→ What you are asked to do: Print each line exactly as it is given.

[Data records]
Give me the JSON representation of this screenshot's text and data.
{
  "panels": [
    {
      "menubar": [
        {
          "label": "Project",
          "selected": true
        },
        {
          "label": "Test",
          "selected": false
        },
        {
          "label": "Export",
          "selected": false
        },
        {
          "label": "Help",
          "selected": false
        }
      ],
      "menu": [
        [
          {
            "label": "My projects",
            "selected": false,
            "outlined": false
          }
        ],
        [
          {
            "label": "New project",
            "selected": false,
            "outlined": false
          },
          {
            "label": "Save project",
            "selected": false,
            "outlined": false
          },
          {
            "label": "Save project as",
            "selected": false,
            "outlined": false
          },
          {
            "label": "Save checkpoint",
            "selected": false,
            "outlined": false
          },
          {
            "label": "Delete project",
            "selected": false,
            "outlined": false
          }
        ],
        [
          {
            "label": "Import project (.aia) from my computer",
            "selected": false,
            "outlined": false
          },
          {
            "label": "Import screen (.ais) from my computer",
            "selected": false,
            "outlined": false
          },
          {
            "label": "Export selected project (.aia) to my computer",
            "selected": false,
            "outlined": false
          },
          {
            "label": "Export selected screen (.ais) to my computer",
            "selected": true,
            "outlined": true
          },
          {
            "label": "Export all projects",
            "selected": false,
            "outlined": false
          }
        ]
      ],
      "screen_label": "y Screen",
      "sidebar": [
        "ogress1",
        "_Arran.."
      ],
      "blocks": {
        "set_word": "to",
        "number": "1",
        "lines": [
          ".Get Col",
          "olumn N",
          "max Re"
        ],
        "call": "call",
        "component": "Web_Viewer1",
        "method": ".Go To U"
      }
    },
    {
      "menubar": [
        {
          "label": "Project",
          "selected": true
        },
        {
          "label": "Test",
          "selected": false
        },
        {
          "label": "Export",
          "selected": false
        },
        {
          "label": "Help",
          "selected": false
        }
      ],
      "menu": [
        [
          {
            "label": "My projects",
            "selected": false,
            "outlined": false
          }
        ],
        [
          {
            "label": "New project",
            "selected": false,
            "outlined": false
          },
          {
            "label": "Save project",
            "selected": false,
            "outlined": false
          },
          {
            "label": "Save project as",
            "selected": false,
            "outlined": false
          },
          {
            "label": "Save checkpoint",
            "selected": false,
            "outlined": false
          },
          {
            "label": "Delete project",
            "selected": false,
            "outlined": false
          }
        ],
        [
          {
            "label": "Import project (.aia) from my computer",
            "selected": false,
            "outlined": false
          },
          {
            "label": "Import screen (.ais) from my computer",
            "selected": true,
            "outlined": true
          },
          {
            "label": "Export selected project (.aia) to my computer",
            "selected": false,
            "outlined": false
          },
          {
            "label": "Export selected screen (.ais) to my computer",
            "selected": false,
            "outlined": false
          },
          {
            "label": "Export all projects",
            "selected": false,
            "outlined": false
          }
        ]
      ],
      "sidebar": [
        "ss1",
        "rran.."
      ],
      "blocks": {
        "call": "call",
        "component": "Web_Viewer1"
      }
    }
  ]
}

→ Solution below:
Give me the JSON representation of this screenshot's text and data.
{
  "panels": [
    {
      "menubar": [
        {
          "label": "Project",
          "selected": true
        },
        {
          "label": "Test",
          "selected": false
        },
        {
          "label": "Export",
          "selected": false
        },
        {
          "label": "Help",
          "selected": false
        }
      ],
      "menu": [
        [
          {
            "label": "My projects",
            "selected": false,
            "outlined": false
          }
        ],
        [
          {
            "label": "New project",
            "selected": false,
            "outlined": false
          },
          {
            "label": "Save project",
            "selected": false,
            "outlined": false
          },
          {
            "label": "Save project as",
            "selected": false,
            "outlined": false
          },
          {
            "label": "Save checkpoint",
            "selected": false,
            "outlined": false
          },
          {
            "label": "Delete project",
            "selected": false,
            "outlined": false
          }
        ],
        [
          {
            "label": "Import project (.aia) from my computer",
            "selected": false,
            "outlined": false
          },
          {
            "label": "Import screen (.ais) from my computer",
            "selected": false,
            "outlined": false
          },
          {
            "label": "Export selected project (.aia) to my computer",
            "selected": false,
            "outlined": false
          },
          {
            "label": "Export selected screen (.ais) to my computer",
            "selected": true,
            "outlined": true
          },
          {
            "label": "Export all projects",
            "selected": false,
            "outlined": false
          }
        ]
      ],
      "screen_label": "y Screen",
      "sidebar": [
        "ogress1",
        "_Arran.."
      ],
      "blocks": {
        "set_word": "to",
        "number": "1",
        "lines": [
          ".Get Col",
          "olumn N",
          "max Re"
        ],
        "call": "call",
        "component": "Web_Viewer1",
        "method": ".Go To U"
      }
    },
    {
      "menubar": [
        {
          "label": "Project",
          "selected": true
        },
        {
          "label": "Test",
          "selected": false
        },
        {
          "label": "Export",
          "selected": false
        },
        {
          "label": "Help",
          "selected": false
        }
      ],
      "menu": [
        [
          {
            "label": "My projects",
            "selected": false,
            "outlined": false
          }
        ],
        [
          {
            "label": "New project",
            "selected": false,
            "outlined": false
          },
          {
            "label": "Save project",
            "selected": false,
            "outlined": false
          },
          {
            "label": "Save project as",
            "selected": false,
            "outlined": false
          },
          {
            "label": "Save checkpoint",
            "selected": false,
            "outlined": false
          },
          {
            "label": "Delete project",
            "selected": false,
            "outlined": false
          }
        ],
        [
          {
            "label": "Import project (.aia) from my computer",
            "selected": false,
            "outlined": false
          },
          {
            "label": "Import screen (.ais) from my computer",
            "selected": true,
            "outlined": true
          },
          {
            "label": "Export selected project (.aia) to my computer",
            "selected": false,
            "outlined": false
          },
          {
            "label": "Export selected screen (.ais) to my computer",
            "selected": false,
            "outlined": false
          },
          {
            "label": "Export all projects",
            "selected": false,
            "outlined": false
          }
        ]
      ],
      "sidebar": [
        "ss1",
        "rran.."
      ],
      "blocks": {
        "call": "call",
        "component": "Web_Viewer1"
      }
    }
  ]
}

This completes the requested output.